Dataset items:
....

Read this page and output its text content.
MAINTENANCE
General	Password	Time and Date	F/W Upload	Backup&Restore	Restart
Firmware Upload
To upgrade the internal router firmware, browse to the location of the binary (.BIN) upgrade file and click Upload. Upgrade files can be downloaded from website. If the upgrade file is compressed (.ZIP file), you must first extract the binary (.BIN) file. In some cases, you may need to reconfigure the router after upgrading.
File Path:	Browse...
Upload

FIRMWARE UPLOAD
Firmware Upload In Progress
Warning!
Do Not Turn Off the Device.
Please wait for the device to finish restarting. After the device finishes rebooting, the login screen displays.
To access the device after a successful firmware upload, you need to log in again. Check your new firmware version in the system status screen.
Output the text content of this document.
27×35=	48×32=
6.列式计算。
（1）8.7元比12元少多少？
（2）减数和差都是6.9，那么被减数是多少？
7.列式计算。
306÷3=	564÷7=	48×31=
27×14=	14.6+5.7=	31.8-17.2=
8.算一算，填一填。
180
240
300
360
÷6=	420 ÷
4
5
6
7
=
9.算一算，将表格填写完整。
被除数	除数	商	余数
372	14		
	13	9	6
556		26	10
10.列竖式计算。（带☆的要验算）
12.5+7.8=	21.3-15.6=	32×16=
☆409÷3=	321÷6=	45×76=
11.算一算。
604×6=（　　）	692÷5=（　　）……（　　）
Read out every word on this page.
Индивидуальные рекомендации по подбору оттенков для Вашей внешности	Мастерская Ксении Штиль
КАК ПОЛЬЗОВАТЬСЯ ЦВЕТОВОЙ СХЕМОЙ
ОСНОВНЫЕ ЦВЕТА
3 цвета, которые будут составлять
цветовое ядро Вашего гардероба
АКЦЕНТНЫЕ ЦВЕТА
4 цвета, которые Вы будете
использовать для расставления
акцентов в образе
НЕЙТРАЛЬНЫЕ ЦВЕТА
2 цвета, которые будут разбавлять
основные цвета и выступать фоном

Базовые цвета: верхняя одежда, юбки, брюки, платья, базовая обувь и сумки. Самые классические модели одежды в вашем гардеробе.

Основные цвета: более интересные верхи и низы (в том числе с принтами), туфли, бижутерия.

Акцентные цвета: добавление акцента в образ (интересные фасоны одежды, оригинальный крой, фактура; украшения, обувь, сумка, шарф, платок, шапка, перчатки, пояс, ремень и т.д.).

....

§ **EXERCISE OBJECTIVE**
Filter the records down to the lines that contain the string "интересные", and copy those lines.

§ **TASK ANSWER**
Основные цвета: более интересные верхи и низы (в том числе с принтами), туфли, бижутерия.
Акцентные цвета: добавление акцента в образ (интересные фасоны одежды, оригинальный крой, фактура; украшения, обувь, сумка, шарф, платок, шапка, перчатки, пояс, ремень и т.д.).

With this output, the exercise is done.